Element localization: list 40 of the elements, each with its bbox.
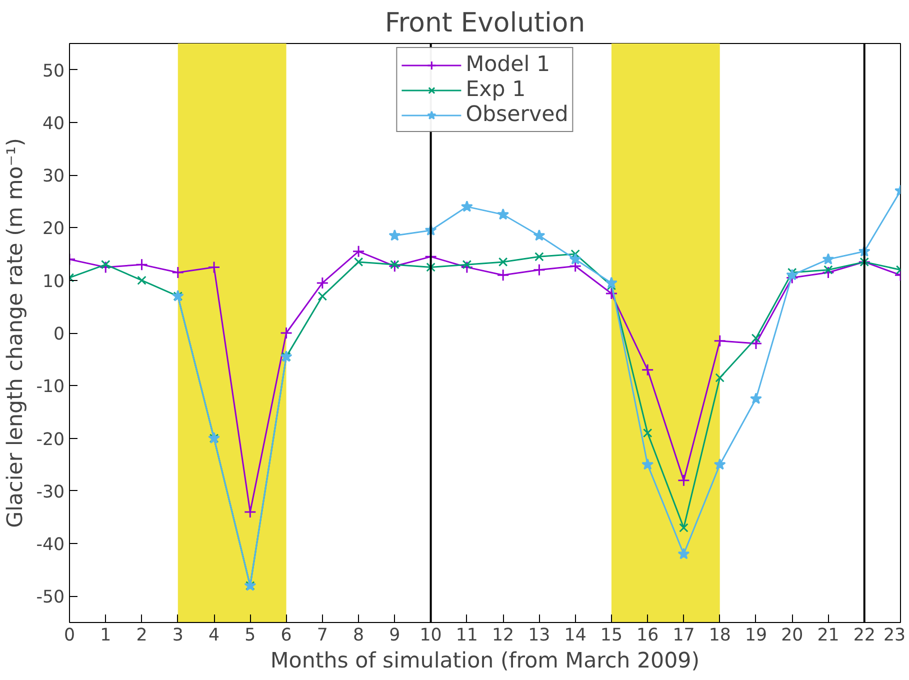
x-tick-label: 23 <box>883 626 906 646</box>
y-tick-label: 40 <box>42 114 65 134</box>
y-tick-label: -20 <box>36 430 65 450</box>
y-tick-label: 30 <box>42 166 65 187</box>
x-tick-label: 21 <box>817 626 840 646</box>
x-tick-label: 13 <box>528 626 550 646</box>
x-tick-label: 3 <box>172 626 184 646</box>
x-tick-label: 20 <box>781 626 804 646</box>
y-tick-label: 10 <box>42 272 65 292</box>
x-tick-label: 9 <box>389 626 400 646</box>
x-tick-label: 10 <box>420 626 442 646</box>
y-tick-label: 0 <box>53 324 65 344</box>
x-tick-label: 22 <box>853 626 876 646</box>
x-tick-label: 18 <box>708 626 731 646</box>
y-tick-label: -10 <box>36 377 65 398</box>
x-tick-label: 16 <box>636 626 659 646</box>
x-tick-label: 11 <box>456 626 478 646</box>
x-tick-label: 5 <box>244 626 256 646</box>
y-tick-label: 20 <box>42 219 65 240</box>
y-tick-label: -30 <box>36 482 65 502</box>
x-tick-label: 17 <box>672 626 695 646</box>
chart-title: Front Evolution <box>384 8 586 38</box>
x-tick-label: 1 <box>100 626 112 646</box>
x-tick-label: 7 <box>316 626 328 646</box>
y-tick-label: -40 <box>36 535 65 556</box>
x-tick-label: 19 <box>744 626 768 646</box>
y-tick-label: 50 <box>42 61 65 82</box>
x-tick-label: 15 <box>600 626 622 646</box>
x-tick-label: 4 <box>208 626 220 646</box>
y-axis-title: Glacier length change rate (m mo⁻¹) <box>3 138 28 528</box>
y-tick-label: -50 <box>36 588 65 608</box>
legend-label: Model 1 <box>466 52 550 77</box>
x-axis-title: Months of simulation (from March 2009) <box>270 648 700 674</box>
x-tick-label: 14 <box>564 626 586 646</box>
legend-label: Observed <box>466 102 568 127</box>
x-tick-label: 8 <box>353 626 364 646</box>
x-tick-label: 6 <box>280 626 292 646</box>
legend-label: Exp 1 <box>466 77 526 102</box>
x-tick-label: 12 <box>492 626 514 646</box>
x-tick-label: 2 <box>136 626 148 646</box>
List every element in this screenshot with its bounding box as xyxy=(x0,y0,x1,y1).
= = =
* Exercise instructions
Extract the lines in the records exactly as they appear, starting at the line containing "x-tick-label: 23 <box>883 626 906 646</box>" and ending at the line containing "x-tick-label: 13 <box>528 626 550 646</box>", with both of those lines included.

* Exercise result
x-tick-label: 23 <box>883 626 906 646</box>
y-tick-label: 40 <box>42 114 65 134</box>
y-tick-label: -20 <box>36 430 65 450</box>
y-tick-label: 30 <box>42 166 65 187</box>
x-tick-label: 21 <box>817 626 840 646</box>
x-tick-label: 13 <box>528 626 550 646</box>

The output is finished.